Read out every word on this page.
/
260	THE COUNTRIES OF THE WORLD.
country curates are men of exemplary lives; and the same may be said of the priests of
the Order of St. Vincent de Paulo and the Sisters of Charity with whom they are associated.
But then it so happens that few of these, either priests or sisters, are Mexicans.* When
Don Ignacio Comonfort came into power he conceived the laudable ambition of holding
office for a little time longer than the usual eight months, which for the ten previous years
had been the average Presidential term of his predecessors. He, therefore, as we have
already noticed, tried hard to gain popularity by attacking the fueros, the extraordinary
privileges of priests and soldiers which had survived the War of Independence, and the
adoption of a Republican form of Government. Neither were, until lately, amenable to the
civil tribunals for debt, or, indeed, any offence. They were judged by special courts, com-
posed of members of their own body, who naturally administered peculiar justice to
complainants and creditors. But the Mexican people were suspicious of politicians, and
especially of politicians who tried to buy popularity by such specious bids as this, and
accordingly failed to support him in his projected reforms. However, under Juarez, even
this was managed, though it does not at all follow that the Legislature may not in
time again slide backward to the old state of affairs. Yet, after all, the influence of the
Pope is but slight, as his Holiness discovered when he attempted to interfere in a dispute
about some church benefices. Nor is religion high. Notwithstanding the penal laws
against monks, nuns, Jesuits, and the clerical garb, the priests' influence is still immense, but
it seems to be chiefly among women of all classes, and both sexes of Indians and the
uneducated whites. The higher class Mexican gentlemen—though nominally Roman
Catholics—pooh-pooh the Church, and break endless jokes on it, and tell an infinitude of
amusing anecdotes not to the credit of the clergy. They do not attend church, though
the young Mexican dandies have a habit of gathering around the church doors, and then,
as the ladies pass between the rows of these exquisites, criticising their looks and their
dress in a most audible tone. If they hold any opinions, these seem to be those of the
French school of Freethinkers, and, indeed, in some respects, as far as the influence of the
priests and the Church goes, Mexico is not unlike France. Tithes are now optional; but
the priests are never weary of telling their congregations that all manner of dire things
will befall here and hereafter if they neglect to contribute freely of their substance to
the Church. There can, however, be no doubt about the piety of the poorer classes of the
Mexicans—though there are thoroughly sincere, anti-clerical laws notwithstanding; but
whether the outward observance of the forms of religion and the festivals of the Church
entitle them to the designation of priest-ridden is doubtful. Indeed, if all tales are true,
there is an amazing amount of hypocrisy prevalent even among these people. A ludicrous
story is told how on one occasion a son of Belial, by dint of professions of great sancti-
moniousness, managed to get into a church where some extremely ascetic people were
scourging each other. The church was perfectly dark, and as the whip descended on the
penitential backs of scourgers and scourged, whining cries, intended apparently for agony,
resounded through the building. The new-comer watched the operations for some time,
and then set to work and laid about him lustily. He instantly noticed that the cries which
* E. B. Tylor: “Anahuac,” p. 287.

#####

▸ **Exercise goal**
Go through the material above line by line and copy it exactly.

▸ **Full output**
Read out every word on this page.
/
260	THE COUNTRIES OF THE WORLD.
country curates are men of exemplary lives; and the same may be said of the priests of
the Order of St. Vincent de Paulo and the Sisters of Charity with whom they are associated.
But then it so happens that few of these, either priests or sisters, are Mexicans.* When
Don Ignacio Comonfort came into power he conceived the laudable ambition of holding
office for a little time longer than the usual eight months, which for the ten previous years
had been the average Presidential term of his predecessors. He, therefore, as we have
already noticed, tried hard to gain popularity by attacking the fueros, the extraordinary
privileges of priests and soldiers which had survived the War of Independence, and the
adoption of a Republican form of Government. Neither were, until lately, amenable to the
civil tribunals for debt, or, indeed, any offence. They were judged by special courts, com-
posed of members of their own body, who naturally administered peculiar justice to
complainants and creditors. But the Mexican people were suspicious of politicians, and
especially of politicians who tried to buy popularity by such specious bids as this, and
accordingly failed to support him in his projected reforms. However, under Juarez, even
this was managed, though it does not at all follow that the Legislature may not in
time again slide backward to the old state of affairs. Yet, after all, the influence of the
Pope is but slight, as his Holiness discovered when he attempted to interfere in a dispute
about some church benefices. Nor is religion high. Notwithstanding the penal laws
against monks, nuns, Jesuits, and the clerical garb, the priests' influence is still immense, but
it seems to be chiefly among women of all classes, and both sexes of Indians and the
uneducated whites. The higher class Mexican gentlemen—though nominally Roman
Catholics—pooh-pooh the Church, and break endless jokes on it, and tell an infinitude of
amusing anecdotes not to the credit of the clergy. They do not attend church, though
the young Mexican dandies have a habit of gathering around the church doors, and then,
as the ladies pass between the rows of these exquisites, criticising their looks and their
dress in a most audible tone. If they hold any opinions, these seem to be those of the
French school of Freethinkers, and, indeed, in some respects, as far as the influence of the
priests and the Church goes, Mexico is not unlike France. Tithes are now optional; but
the priests are never weary of telling their congregations that all manner of dire things
will befall here and hereafter if they neglect to contribute freely of their substance to
the Church. There can, however, be no doubt about the piety of the poorer classes of the
Mexicans—though there are thoroughly sincere, anti-clerical laws notwithstanding; but
whether the outward observance of the forms of religion and the festivals of the Church
entitle them to the designation of priest-ridden is doubtful. Indeed, if all tales are true,
there is an amazing amount of hypocrisy prevalent even among these people. A ludicrous
story is told how on one occasion a son of Belial, by dint of professions of great sancti-
moniousness, managed to get into a church where some extremely ascetic people were
scourging each other. The church was perfectly dark, and as the whip descended on the
penitential backs of scourgers and scourged, whining cries, intended apparently for agony,
resounded through the building. The new-comer watched the operations for some time,
and then set to work and laid about him lustily. He instantly noticed that the cries which
* E. B. Tylor: “Anahuac,” p. 287.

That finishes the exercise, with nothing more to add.